Given exercise =
Leave out the pictures and copy every record exactly.

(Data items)
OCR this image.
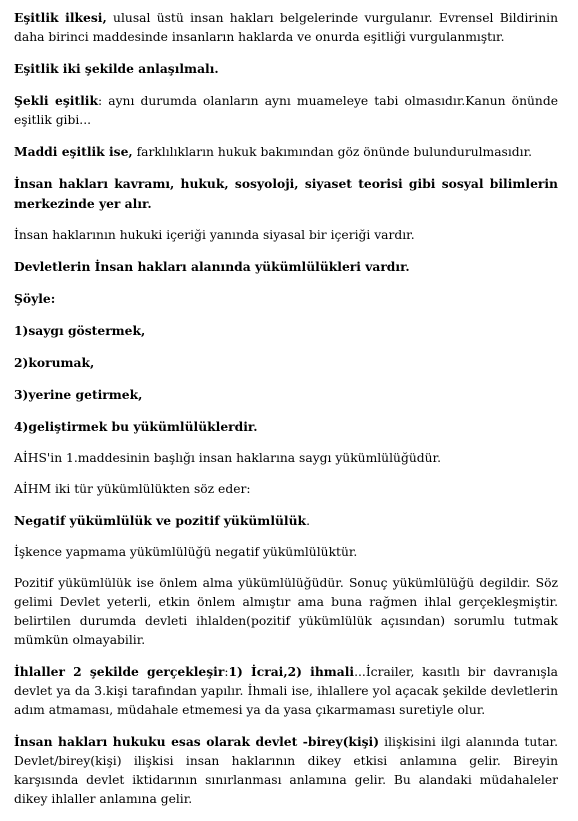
Eşitlik ilkesi, ulusal üstü insan hakları belgelerinde vurgulanır. Evrensel Bildirinin daha birinci maddesinde insanların haklarda ve onurda eşitliği vurgulanmıştır.

Eşitlik iki şekilde anlaşılmalı.

Şekli eşitlik: aynı durumda olanların aynı muameleye tabi olmasıdır.Kanun önünde eşitlik gibi...

Maddi eşitlik ise, farklılıkların hukuk bakımından göz önünde bulundurulmasıdır.

İnsan hakları kavramı, hukuk, sosyoloji, siyaset teorisi gibi sosyal bilimlerin merkezinde yer alır.

İnsan haklarının hukuki içeriği yanında siyasal bir içeriği vardır.

Devletlerin İnsan hakları alanında yükümlülükleri vardır.

Şöyle:

1)saygı göstermek,

2)korumak,

3)yerine getirmek,

4)geliştirmek bu yükümlülüklerdir.

AİHS'in 1.maddesinin başlığı insan haklarına saygı yükümlülüğüdür.

AİHM iki tür yükümlülükten söz eder:

Negatif yükümlülük ve pozitif yükümlülük.

İşkence yapmama yükümlülüğü negatif yükümlülüktür.

Pozitif yükümlülük ise önlem alma yükümlülüğüdür. Sonuç yükümlülüğü degildir. Söz gelimi Devlet yeterli, etkin önlem almıştır ama buna rağmen ihlal gerçekleşmiştir. belirtilen durumda devleti ihlalden(pozitif yükümlülük açısından) sorumlu tutmak mümkün olmayabilir.

İhlaller 2 şekilde gerçekleşir:1) İcrai,2) ihmali...İcrailer, kasıtlı bir davranışla devlet ya da 3.kişi tarafından yapılır. İhmali ise, ihlallere yol açacak şekilde devletlerin adım atmaması, müdahale etmemesi ya da yasa çıkarmaması suretiyle olur.

İnsan hakları hukuku esas olarak devlet -birey(kişi) ilişkisini ilgi alanında tutar. Devlet/birey(kişi) ilişkisi insan haklarının dikey etkisi anlamına gelir. Bireyin karşısında devlet iktidarının sınırlanması anlamına gelir. Bu alandaki müdahaleler dikey ihlaller anlamına gelir.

Correct output =
OCR this image.
Eşitlik ilkesi, ulusal üstü insan hakları belgelerinde vurgulanır. Evrensel Bildirinin daha birinci maddesinde insanların haklarda ve onurda eşitliği vurgulanmıştır.

Eşitlik iki şekilde anlaşılmalı.

Şekli eşitlik: aynı durumda olanların aynı muameleye tabi olmasıdır.Kanun önünde eşitlik gibi...

Maddi eşitlik ise, farklılıkların hukuk bakımından göz önünde bulundurulmasıdır.

İnsan hakları kavramı, hukuk, sosyoloji, siyaset teorisi gibi sosyal bilimlerin merkezinde yer alır.

İnsan haklarının hukuki içeriği yanında siyasal bir içeriği vardır.

Devletlerin İnsan hakları alanında yükümlülükleri vardır.

Şöyle:

1)saygı göstermek,

2)korumak,

3)yerine getirmek,

4)geliştirmek bu yükümlülüklerdir.

AİHS'in 1.maddesinin başlığı insan haklarına saygı yükümlülüğüdür.

AİHM iki tür yükümlülükten söz eder:

Negatif yükümlülük ve pozitif yükümlülük.

İşkence yapmama yükümlülüğü negatif yükümlülüktür.

Pozitif yükümlülük ise önlem alma yükümlülüğüdür. Sonuç yükümlülüğü degildir. Söz gelimi Devlet yeterli, etkin önlem almıştır ama buna rağmen ihlal gerçekleşmiştir. belirtilen durumda devleti ihlalden(pozitif yükümlülük açısından) sorumlu tutmak mümkün olmayabilir.

İhlaller 2 şekilde gerçekleşir:1) İcrai,2) ihmali...İcrailer, kasıtlı bir davranışla devlet ya da 3.kişi tarafından yapılır. İhmali ise, ihlallere yol açacak şekilde devletlerin adım atmaması, müdahale etmemesi ya da yasa çıkarmaması suretiyle olur.

İnsan hakları hukuku esas olarak devlet -birey(kişi) ilişkisini ilgi alanında tutar. Devlet/birey(kişi) ilişkisi insan haklarının dikey etkisi anlamına gelir. Bireyin karşısında devlet iktidarının sınırlanması anlamına gelir. Bu alandaki müdahaleler dikey ihlaller anlamına gelir.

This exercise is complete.